#### DATA ####

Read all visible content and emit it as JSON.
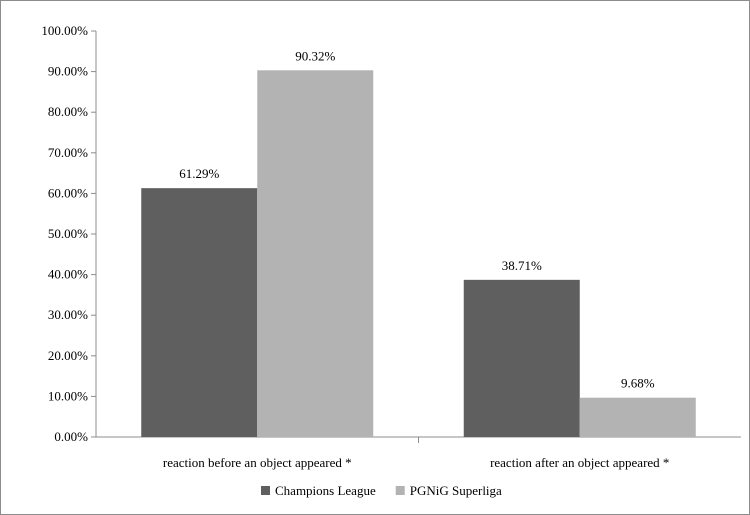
{
  "chart_data": {
    "type": "bar",
    "categories": [
      "reaction before an object appeared *",
      "reaction after an object appeared *"
    ],
    "series": [
      {
        "name": "Champions League",
        "values": [
          61.29,
          38.71
        ],
        "labels": [
          "61.29%",
          "38.71%"
        ],
        "color": "#5f5f5f"
      },
      {
        "name": "PGNiG Superliga",
        "values": [
          90.32,
          9.68
        ],
        "labels": [
          "90.32%",
          "9.68%"
        ],
        "color": "#b3b3b3"
      }
    ],
    "title": "",
    "xlabel": "",
    "ylabel": "",
    "ylim": [
      0,
      100
    ],
    "yticks": [
      0,
      10,
      20,
      30,
      40,
      50,
      60,
      70,
      80,
      90,
      100
    ],
    "ytick_labels": [
      "0.00%",
      "10.00%",
      "20.00%",
      "30.00%",
      "40.00%",
      "50.00%",
      "60.00%",
      "70.00%",
      "80.00%",
      "90.00%",
      "100.00%"
    ],
    "grid": false,
    "legend_position": "bottom"
  }
}
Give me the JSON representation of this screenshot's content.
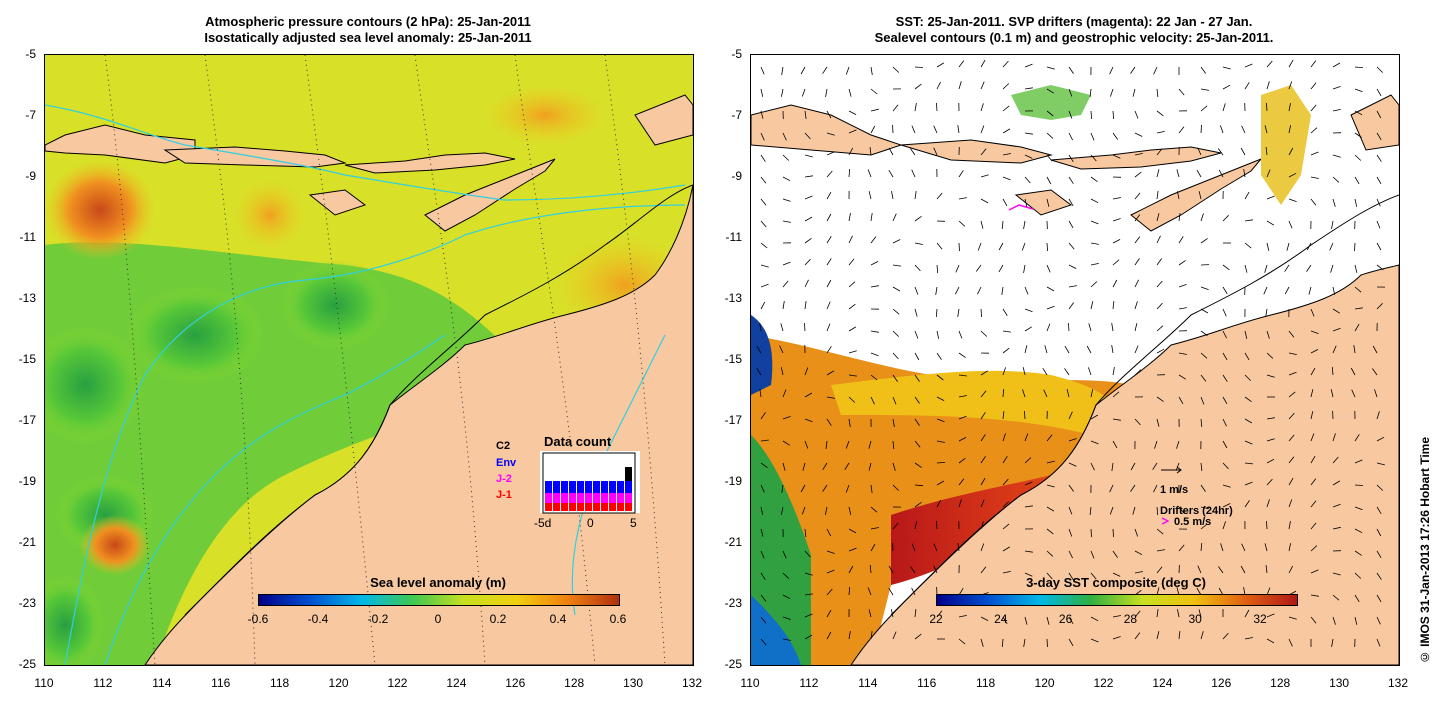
{
  "left_panel": {
    "title_line1": "Atmospheric pressure contours (2 hPa): 25-Jan-2011",
    "title_line2": "Isostatically adjusted sea level anomaly: 25-Jan-2011",
    "colorbar_title": "Sea level anomaly (m)",
    "colorbar_ticks": [
      "-0.6",
      "-0.4",
      "-0.2",
      "0",
      "0.2",
      "0.4",
      "0.6"
    ],
    "data_count": {
      "title": "Data count",
      "labels": [
        "C2",
        "Env",
        "J-2",
        "J-1"
      ],
      "label_colors": [
        "#000000",
        "#0000ff",
        "#ff00ff",
        "#ff0000"
      ],
      "x_ticks": [
        "-5d",
        "0",
        "5"
      ]
    }
  },
  "right_panel": {
    "title_line1": "SST: 25-Jan-2011. SVP drifters (magenta): 22 Jan - 27 Jan.",
    "title_line2": "Sealevel contours (0.1 m) and geostrophic velocity: 25-Jan-2011.",
    "colorbar_title": "3-day SST composite (deg C)",
    "colorbar_ticks": [
      "22",
      "24",
      "26",
      "28",
      "30",
      "32"
    ],
    "velocity_legend": "1 m/s",
    "drifters_legend_title": "Drifters (24hr)",
    "drifters_legend_value": "0.5 m/s"
  },
  "y_ticks": [
    "-5",
    "-7",
    "-9",
    "-11",
    "-13",
    "-15",
    "-17",
    "-19",
    "-21",
    "-23",
    "-25"
  ],
  "x_ticks": [
    "110",
    "112",
    "114",
    "116",
    "118",
    "120",
    "122",
    "124",
    "126",
    "128",
    "130",
    "132"
  ],
  "credit": "© IMOS 31-Jan-2013 17:26 Hobart Time",
  "colors": {
    "land": "#f8c8a0",
    "ssh_gradient": [
      "#00008b",
      "#0050d0",
      "#00b8e8",
      "#40c850",
      "#c8e020",
      "#f0d010",
      "#f08010",
      "#b03010"
    ],
    "sst_gradient": [
      "#00008b",
      "#0050d0",
      "#00b8e8",
      "#30b040",
      "#c8e020",
      "#f0c010",
      "#e06010",
      "#b01818"
    ]
  }
}
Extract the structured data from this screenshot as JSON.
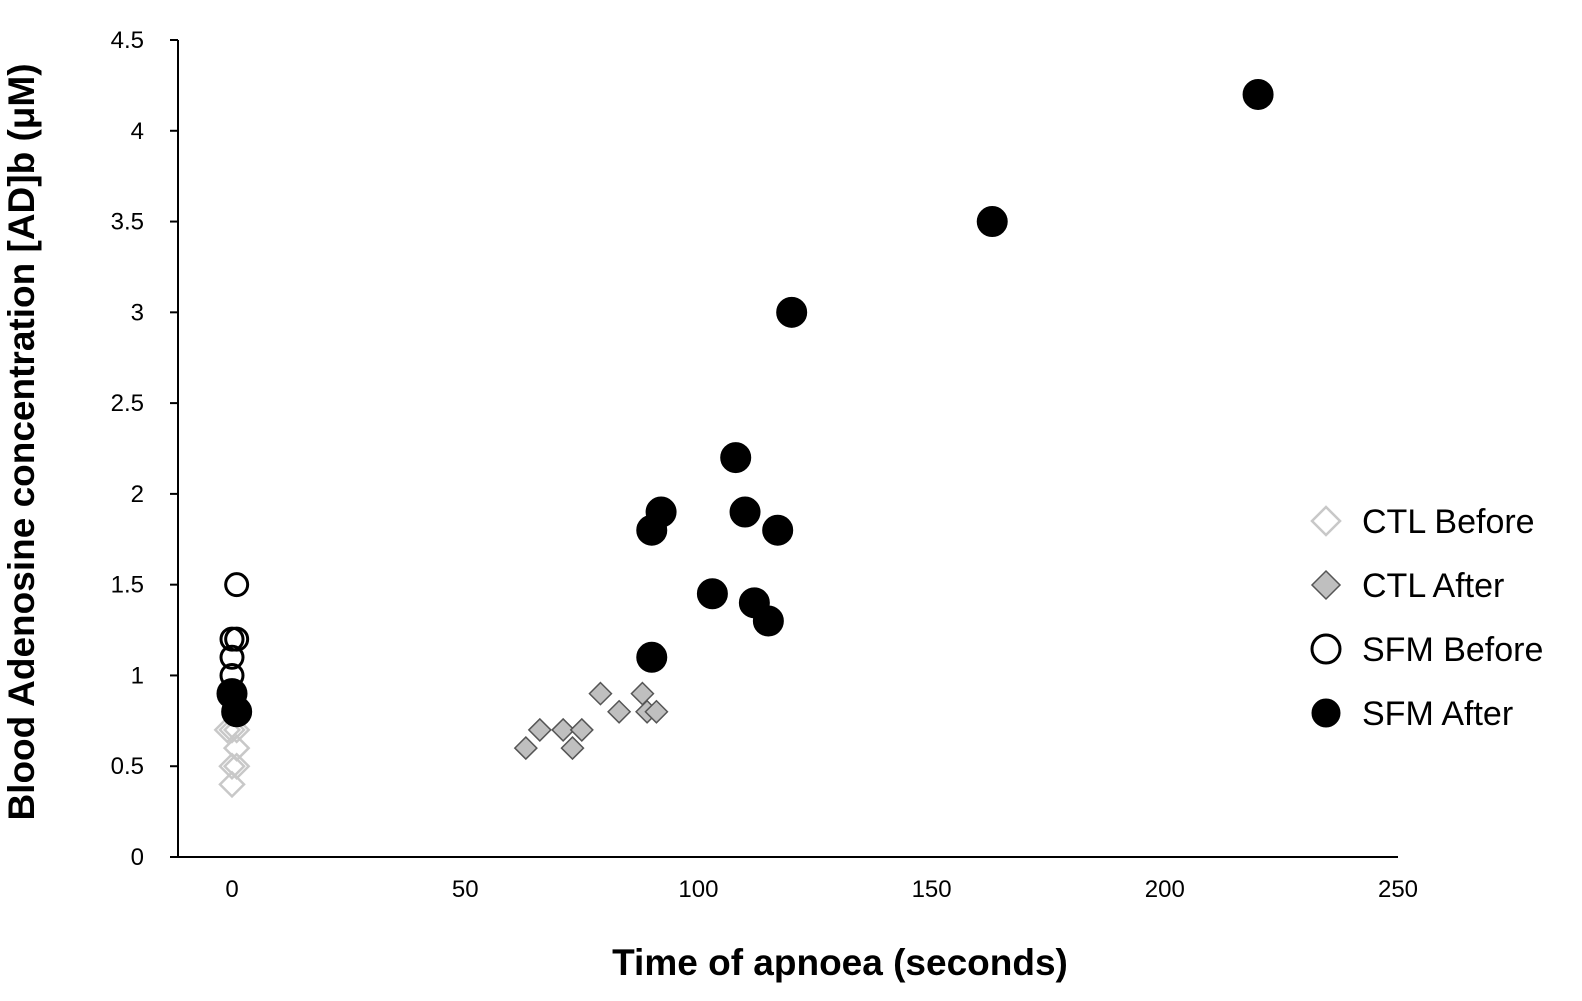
{
  "chart_data": {
    "type": "scatter",
    "xlabel": "Time of apnoea (seconds)",
    "ylabel": "Blood Adenosine concentration [AD]b (μM)",
    "xlim": [
      0,
      250
    ],
    "ylim": [
      0,
      4.5
    ],
    "x_ticks": [
      "0",
      "50",
      "100",
      "150",
      "200",
      "250"
    ],
    "y_ticks": [
      "0",
      "0.5",
      "1",
      "1.5",
      "2",
      "2.5",
      "3",
      "3.5",
      "4",
      "4.5"
    ],
    "grid": false,
    "legend_position": "right",
    "series": [
      {
        "name": "CTL Before",
        "marker": "diamond-open",
        "color": "#c8c8c8",
        "points": [
          {
            "x": 0,
            "y": 0.4
          },
          {
            "x": 0,
            "y": 0.5
          },
          {
            "x": 1,
            "y": 0.5
          },
          {
            "x": 1,
            "y": 0.6
          },
          {
            "x": -1,
            "y": 0.7
          },
          {
            "x": 0,
            "y": 0.7
          },
          {
            "x": 1,
            "y": 0.7
          },
          {
            "x": 1,
            "y": 0.8
          }
        ]
      },
      {
        "name": "CTL After",
        "marker": "diamond-filled",
        "color": "#bfbfbf",
        "points": [
          {
            "x": 63,
            "y": 0.6
          },
          {
            "x": 66,
            "y": 0.7
          },
          {
            "x": 71,
            "y": 0.7
          },
          {
            "x": 73,
            "y": 0.6
          },
          {
            "x": 75,
            "y": 0.7
          },
          {
            "x": 79,
            "y": 0.9
          },
          {
            "x": 83,
            "y": 0.8
          },
          {
            "x": 88,
            "y": 0.9
          },
          {
            "x": 89,
            "y": 0.8
          },
          {
            "x": 91,
            "y": 0.8
          }
        ]
      },
      {
        "name": "SFM Before",
        "marker": "circle-open",
        "color": "#000000",
        "points": [
          {
            "x": 0,
            "y": 1.0
          },
          {
            "x": 0,
            "y": 1.1
          },
          {
            "x": 0,
            "y": 1.2
          },
          {
            "x": 1,
            "y": 1.2
          },
          {
            "x": 1,
            "y": 1.5
          }
        ]
      },
      {
        "name": "SFM After",
        "marker": "circle-filled",
        "color": "#000000",
        "points": [
          {
            "x": 0,
            "y": 0.9
          },
          {
            "x": 1,
            "y": 0.8
          },
          {
            "x": 90,
            "y": 1.1
          },
          {
            "x": 90,
            "y": 1.8
          },
          {
            "x": 92,
            "y": 1.9
          },
          {
            "x": 103,
            "y": 1.45
          },
          {
            "x": 108,
            "y": 2.2
          },
          {
            "x": 110,
            "y": 1.9
          },
          {
            "x": 112,
            "y": 1.4
          },
          {
            "x": 115,
            "y": 1.3
          },
          {
            "x": 117,
            "y": 1.8
          },
          {
            "x": 120,
            "y": 3.0
          },
          {
            "x": 163,
            "y": 3.5
          },
          {
            "x": 220,
            "y": 4.2
          }
        ]
      }
    ]
  }
}
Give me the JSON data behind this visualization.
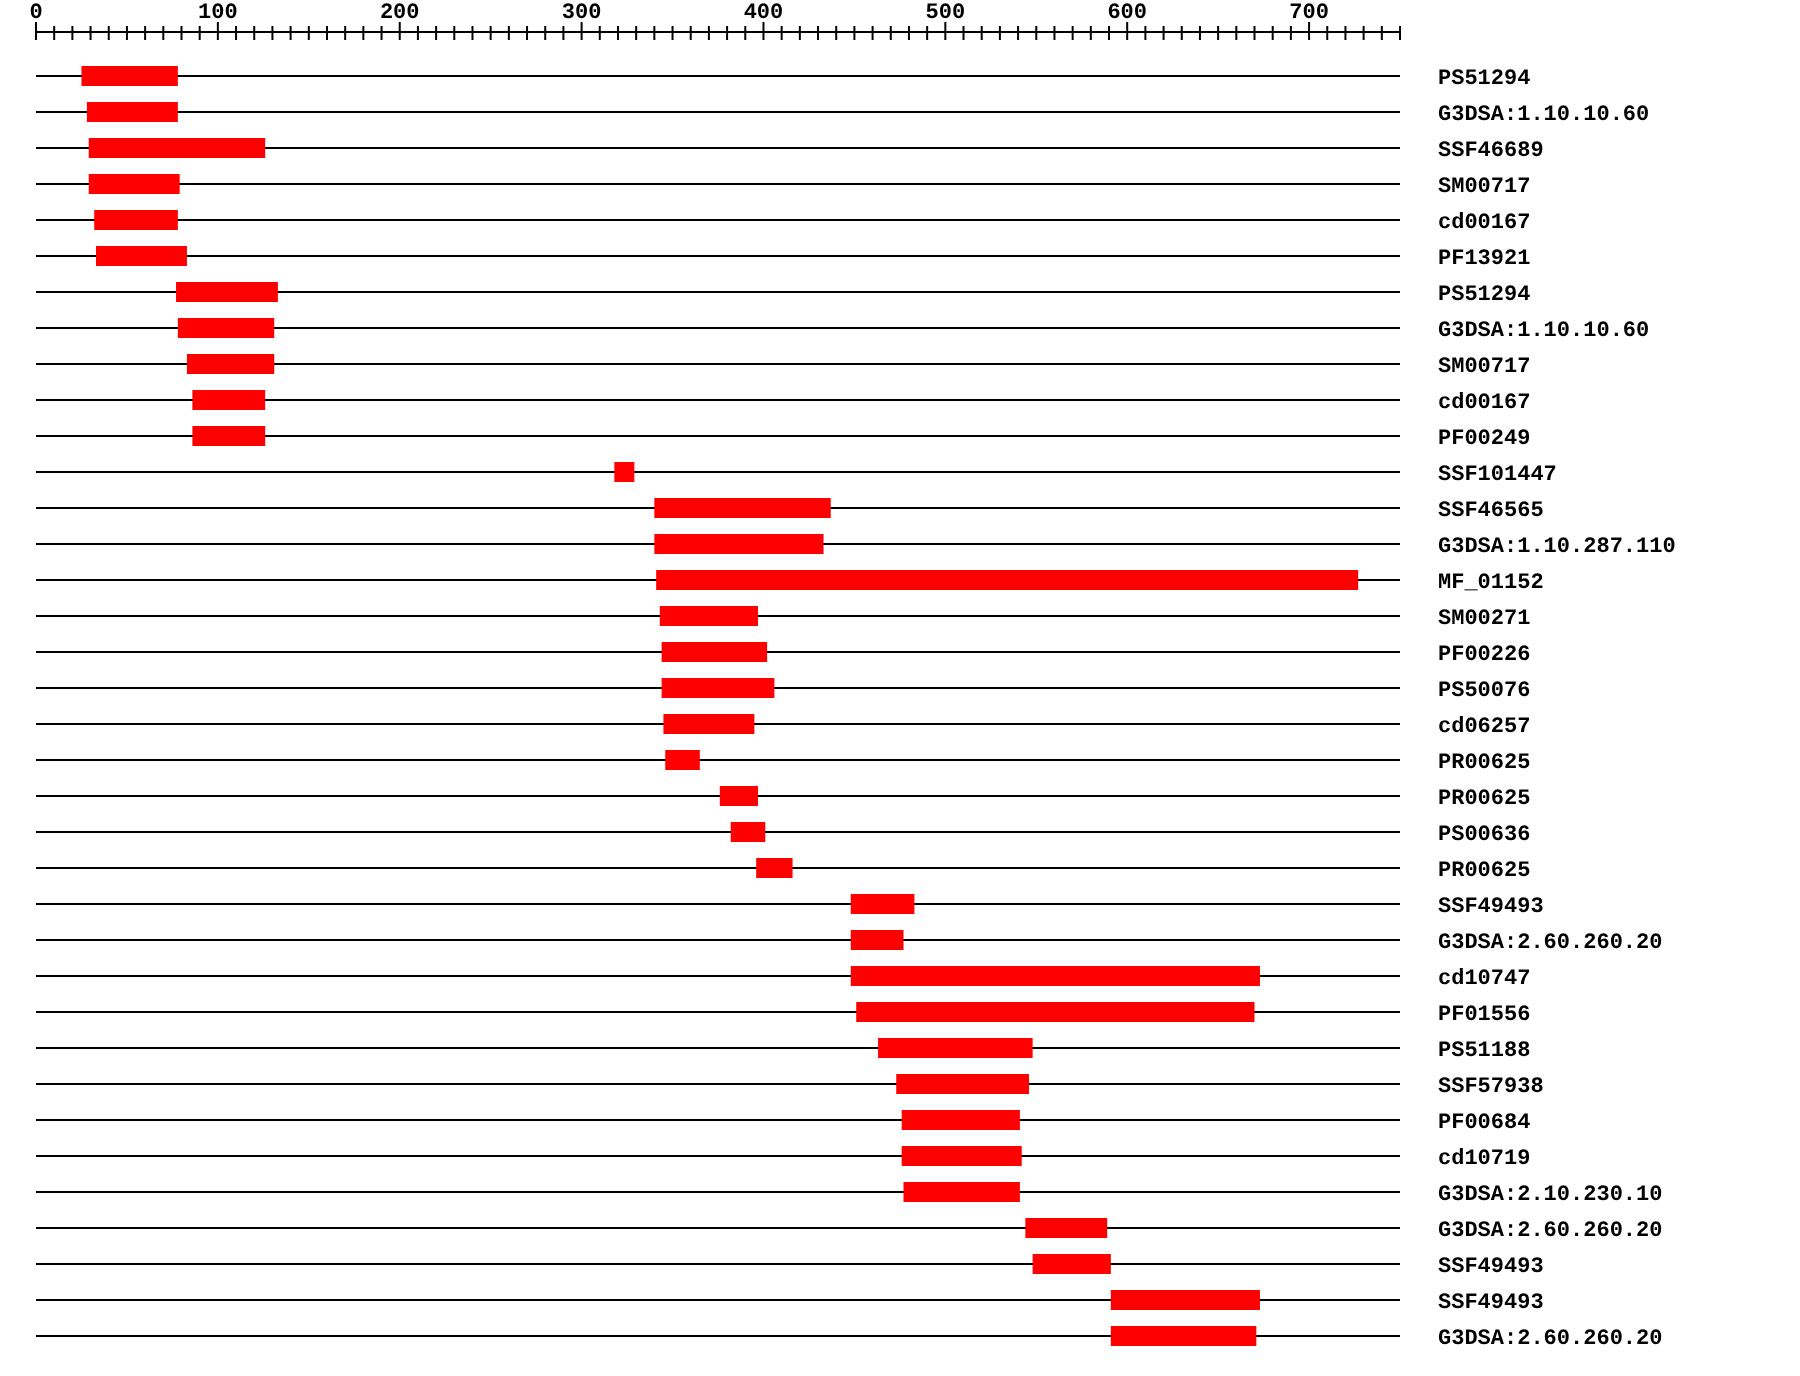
{
  "chart_data": {
    "type": "bar",
    "orientation": "horizontal",
    "grid": "y",
    "color": "#ff0000",
    "categories": [
      "PS51294",
      "G3DSA:1.10.10.60",
      "SSF46689",
      "SM00717",
      "cd00167",
      "PF13921",
      "PS51294",
      "G3DSA:1.10.10.60",
      "SM00717",
      "cd00167",
      "PF00249",
      "SSF101447",
      "SSF46565",
      "G3DSA:1.10.287.110",
      "MF_01152",
      "SM00271",
      "PF00226",
      "PS50076",
      "cd06257",
      "PR00625",
      "PR00625",
      "PS00636",
      "PR00625",
      "SSF49493",
      "G3DSA:2.60.260.20",
      "cd10747",
      "PF01556",
      "PS51188",
      "SSF57938",
      "PF00684",
      "cd10719",
      "G3DSA:2.10.230.10",
      "G3DSA:2.60.260.20",
      "SSF49493",
      "SSF49493",
      "G3DSA:2.60.260.20"
    ],
    "base": [
      25,
      28,
      29,
      29,
      32,
      33,
      77,
      78,
      83,
      86,
      86,
      318,
      340,
      340,
      341,
      343,
      344,
      344,
      345,
      346,
      376,
      382,
      396,
      448,
      448,
      448,
      451,
      463,
      473,
      476,
      476,
      477,
      544,
      548,
      591,
      591
    ],
    "values": [
      53,
      50,
      97,
      50,
      46,
      50,
      56,
      53,
      48,
      40,
      40,
      11,
      97,
      93,
      386,
      54,
      58,
      62,
      50,
      19,
      21,
      19,
      20,
      35,
      29,
      225,
      219,
      85,
      73,
      65,
      66,
      64,
      45,
      43,
      82,
      80
    ],
    "xlim": [
      0,
      750
    ],
    "xticks": [
      0,
      {
        "value": 10,
        "label": null
      },
      {
        "value": 20,
        "label": null
      },
      {
        "value": 30,
        "label": null
      },
      {
        "value": 40,
        "label": null
      },
      {
        "value": 50,
        "label": null
      },
      {
        "value": 60,
        "label": null
      },
      {
        "value": 70,
        "label": null
      },
      {
        "value": 80,
        "label": null
      },
      {
        "value": 90,
        "label": null
      },
      100,
      {
        "value": 110,
        "label": null
      },
      {
        "value": 120,
        "label": null
      },
      {
        "value": 130,
        "label": null
      },
      {
        "value": 140,
        "label": null
      },
      {
        "value": 150,
        "label": null
      },
      {
        "value": 160,
        "label": null
      },
      {
        "value": 170,
        "label": null
      },
      {
        "value": 180,
        "label": null
      },
      {
        "value": 190,
        "label": null
      },
      200,
      {
        "value": 210,
        "label": null
      },
      {
        "value": 220,
        "label": null
      },
      {
        "value": 230,
        "label": null
      },
      {
        "value": 240,
        "label": null
      },
      {
        "value": 250,
        "label": null
      },
      {
        "value": 260,
        "label": null
      },
      {
        "value": 270,
        "label": null
      },
      {
        "value": 280,
        "label": null
      },
      {
        "value": 290,
        "label": null
      },
      300,
      {
        "value": 310,
        "label": null
      },
      {
        "value": 320,
        "label": null
      },
      {
        "value": 330,
        "label": null
      },
      {
        "value": 340,
        "label": null
      },
      {
        "value": 350,
        "label": null
      },
      {
        "value": 360,
        "label": null
      },
      {
        "value": 370,
        "label": null
      },
      {
        "value": 380,
        "label": null
      },
      {
        "value": 390,
        "label": null
      },
      400,
      {
        "value": 410,
        "label": null
      },
      {
        "value": 420,
        "label": null
      },
      {
        "value": 430,
        "label": null
      },
      {
        "value": 440,
        "label": null
      },
      {
        "value": 450,
        "label": null
      },
      {
        "value": 460,
        "label": null
      },
      {
        "value": 470,
        "label": null
      },
      {
        "value": 480,
        "label": null
      },
      {
        "value": 490,
        "label": null
      },
      500,
      {
        "value": 510,
        "label": null
      },
      {
        "value": 520,
        "label": null
      },
      {
        "value": 530,
        "label": null
      },
      {
        "value": 540,
        "label": null
      },
      {
        "value": 550,
        "label": null
      },
      {
        "value": 560,
        "label": null
      },
      {
        "value": 570,
        "label": null
      },
      {
        "value": 580,
        "label": null
      },
      {
        "value": 590,
        "label": null
      },
      600,
      {
        "value": 610,
        "label": null
      },
      {
        "value": 620,
        "label": null
      },
      {
        "value": 630,
        "label": null
      },
      {
        "value": 640,
        "label": null
      },
      {
        "value": 650,
        "label": null
      },
      {
        "value": 660,
        "label": null
      },
      {
        "value": 670,
        "label": null
      },
      {
        "value": 680,
        "label": null
      },
      {
        "value": 690,
        "label": null
      },
      700,
      {
        "value": 710,
        "label": null
      },
      {
        "value": 720,
        "label": null
      },
      {
        "value": 730,
        "label": null
      },
      {
        "value": 740,
        "label": null
      },
      {
        "value": 750,
        "label": null
      }
    ]
  }
}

####

WORK TO DO:
Count every line in the data that contains the word "this", then give that count and nothing else.

CORRECT RESULT:
3